#### Data listing:
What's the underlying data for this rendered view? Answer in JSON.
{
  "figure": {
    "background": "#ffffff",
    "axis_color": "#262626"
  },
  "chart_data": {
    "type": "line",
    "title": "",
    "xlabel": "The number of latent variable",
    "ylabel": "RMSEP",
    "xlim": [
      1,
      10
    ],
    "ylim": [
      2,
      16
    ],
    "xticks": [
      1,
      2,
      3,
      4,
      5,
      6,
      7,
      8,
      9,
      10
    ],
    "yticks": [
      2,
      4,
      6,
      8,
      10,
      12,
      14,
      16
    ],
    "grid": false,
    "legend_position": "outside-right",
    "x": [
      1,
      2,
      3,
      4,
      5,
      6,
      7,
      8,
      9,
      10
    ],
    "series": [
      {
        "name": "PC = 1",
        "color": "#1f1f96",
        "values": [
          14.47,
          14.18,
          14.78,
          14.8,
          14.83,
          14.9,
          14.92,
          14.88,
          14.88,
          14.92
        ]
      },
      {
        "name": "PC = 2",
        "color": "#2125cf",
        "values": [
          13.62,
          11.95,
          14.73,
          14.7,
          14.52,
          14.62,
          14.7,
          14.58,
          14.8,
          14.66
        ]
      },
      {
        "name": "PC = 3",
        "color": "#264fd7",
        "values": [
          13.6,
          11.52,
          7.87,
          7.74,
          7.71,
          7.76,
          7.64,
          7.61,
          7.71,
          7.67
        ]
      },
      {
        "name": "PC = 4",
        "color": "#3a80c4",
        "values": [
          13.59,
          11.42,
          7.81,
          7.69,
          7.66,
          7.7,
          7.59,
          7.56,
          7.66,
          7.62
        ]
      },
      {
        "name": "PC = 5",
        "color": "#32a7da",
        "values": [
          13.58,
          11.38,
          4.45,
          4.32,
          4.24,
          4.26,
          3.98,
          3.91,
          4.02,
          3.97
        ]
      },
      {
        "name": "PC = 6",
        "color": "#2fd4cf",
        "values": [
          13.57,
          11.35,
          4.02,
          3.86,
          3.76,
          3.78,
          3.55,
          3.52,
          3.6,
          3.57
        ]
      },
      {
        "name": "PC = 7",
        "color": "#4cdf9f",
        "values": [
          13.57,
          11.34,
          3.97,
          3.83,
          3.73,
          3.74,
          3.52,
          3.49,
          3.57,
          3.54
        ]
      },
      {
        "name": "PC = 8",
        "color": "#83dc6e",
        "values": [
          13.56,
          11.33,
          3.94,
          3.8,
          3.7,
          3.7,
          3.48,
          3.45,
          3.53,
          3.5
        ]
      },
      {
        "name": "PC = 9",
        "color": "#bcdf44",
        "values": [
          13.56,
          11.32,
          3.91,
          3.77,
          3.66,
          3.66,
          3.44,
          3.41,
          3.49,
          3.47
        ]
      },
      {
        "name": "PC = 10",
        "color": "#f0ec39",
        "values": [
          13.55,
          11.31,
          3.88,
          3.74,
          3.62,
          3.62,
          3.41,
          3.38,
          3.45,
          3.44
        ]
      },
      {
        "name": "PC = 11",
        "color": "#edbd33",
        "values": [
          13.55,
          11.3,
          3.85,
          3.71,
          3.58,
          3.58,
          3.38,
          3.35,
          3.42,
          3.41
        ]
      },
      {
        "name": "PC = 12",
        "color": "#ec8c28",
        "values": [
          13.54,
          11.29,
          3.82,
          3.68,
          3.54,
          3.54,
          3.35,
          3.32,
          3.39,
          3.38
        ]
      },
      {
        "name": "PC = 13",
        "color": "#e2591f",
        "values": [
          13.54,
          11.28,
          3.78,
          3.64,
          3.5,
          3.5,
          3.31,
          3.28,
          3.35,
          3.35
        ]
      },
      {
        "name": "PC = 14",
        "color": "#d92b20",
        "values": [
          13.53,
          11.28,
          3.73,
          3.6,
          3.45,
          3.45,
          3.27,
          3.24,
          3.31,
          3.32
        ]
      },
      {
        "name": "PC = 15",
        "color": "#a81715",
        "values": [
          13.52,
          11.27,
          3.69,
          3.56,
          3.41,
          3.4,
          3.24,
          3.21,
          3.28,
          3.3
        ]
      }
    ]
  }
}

#### Directions:
Set down every record above exactly as given.

#### Reply:
What's the underlying data for this rendered view? Answer in JSON.
{
  "figure": {
    "background": "#ffffff",
    "axis_color": "#262626"
  },
  "chart_data": {
    "type": "line",
    "title": "",
    "xlabel": "The number of latent variable",
    "ylabel": "RMSEP",
    "xlim": [
      1,
      10
    ],
    "ylim": [
      2,
      16
    ],
    "xticks": [
      1,
      2,
      3,
      4,
      5,
      6,
      7,
      8,
      9,
      10
    ],
    "yticks": [
      2,
      4,
      6,
      8,
      10,
      12,
      14,
      16
    ],
    "grid": false,
    "legend_position": "outside-right",
    "x": [
      1,
      2,
      3,
      4,
      5,
      6,
      7,
      8,
      9,
      10
    ],
    "series": [
      {
        "name": "PC = 1",
        "color": "#1f1f96",
        "values": [
          14.47,
          14.18,
          14.78,
          14.8,
          14.83,
          14.9,
          14.92,
          14.88,
          14.88,
          14.92
        ]
      },
      {
        "name": "PC = 2",
        "color": "#2125cf",
        "values": [
          13.62,
          11.95,
          14.73,
          14.7,
          14.52,
          14.62,
          14.7,
          14.58,
          14.8,
          14.66
        ]
      },
      {
        "name": "PC = 3",
        "color": "#264fd7",
        "values": [
          13.6,
          11.52,
          7.87,
          7.74,
          7.71,
          7.76,
          7.64,
          7.61,
          7.71,
          7.67
        ]
      },
      {
        "name": "PC = 4",
        "color": "#3a80c4",
        "values": [
          13.59,
          11.42,
          7.81,
          7.69,
          7.66,
          7.7,
          7.59,
          7.56,
          7.66,
          7.62
        ]
      },
      {
        "name": "PC = 5",
        "color": "#32a7da",
        "values": [
          13.58,
          11.38,
          4.45,
          4.32,
          4.24,
          4.26,
          3.98,
          3.91,
          4.02,
          3.97
        ]
      },
      {
        "name": "PC = 6",
        "color": "#2fd4cf",
        "values": [
          13.57,
          11.35,
          4.02,
          3.86,
          3.76,
          3.78,
          3.55,
          3.52,
          3.6,
          3.57
        ]
      },
      {
        "name": "PC = 7",
        "color": "#4cdf9f",
        "values": [
          13.57,
          11.34,
          3.97,
          3.83,
          3.73,
          3.74,
          3.52,
          3.49,
          3.57,
          3.54
        ]
      },
      {
        "name": "PC = 8",
        "color": "#83dc6e",
        "values": [
          13.56,
          11.33,
          3.94,
          3.8,
          3.7,
          3.7,
          3.48,
          3.45,
          3.53,
          3.5
        ]
      },
      {
        "name": "PC = 9",
        "color": "#bcdf44",
        "values": [
          13.56,
          11.32,
          3.91,
          3.77,
          3.66,
          3.66,
          3.44,
          3.41,
          3.49,
          3.47
        ]
      },
      {
        "name": "PC = 10",
        "color": "#f0ec39",
        "values": [
          13.55,
          11.31,
          3.88,
          3.74,
          3.62,
          3.62,
          3.41,
          3.38,
          3.45,
          3.44
        ]
      },
      {
        "name": "PC = 11",
        "color": "#edbd33",
        "values": [
          13.55,
          11.3,
          3.85,
          3.71,
          3.58,
          3.58,
          3.38,
          3.35,
          3.42,
          3.41
        ]
      },
      {
        "name": "PC = 12",
        "color": "#ec8c28",
        "values": [
          13.54,
          11.29,
          3.82,
          3.68,
          3.54,
          3.54,
          3.35,
          3.32,
          3.39,
          3.38
        ]
      },
      {
        "name": "PC = 13",
        "color": "#e2591f",
        "values": [
          13.54,
          11.28,
          3.78,
          3.64,
          3.5,
          3.5,
          3.31,
          3.28,
          3.35,
          3.35
        ]
      },
      {
        "name": "PC = 14",
        "color": "#d92b20",
        "values": [
          13.53,
          11.28,
          3.73,
          3.6,
          3.45,
          3.45,
          3.27,
          3.24,
          3.31,
          3.32
        ]
      },
      {
        "name": "PC = 15",
        "color": "#a81715",
        "values": [
          13.52,
          11.27,
          3.69,
          3.56,
          3.41,
          3.4,
          3.24,
          3.21,
          3.28,
          3.3
        ]
      }
    ]
  }
}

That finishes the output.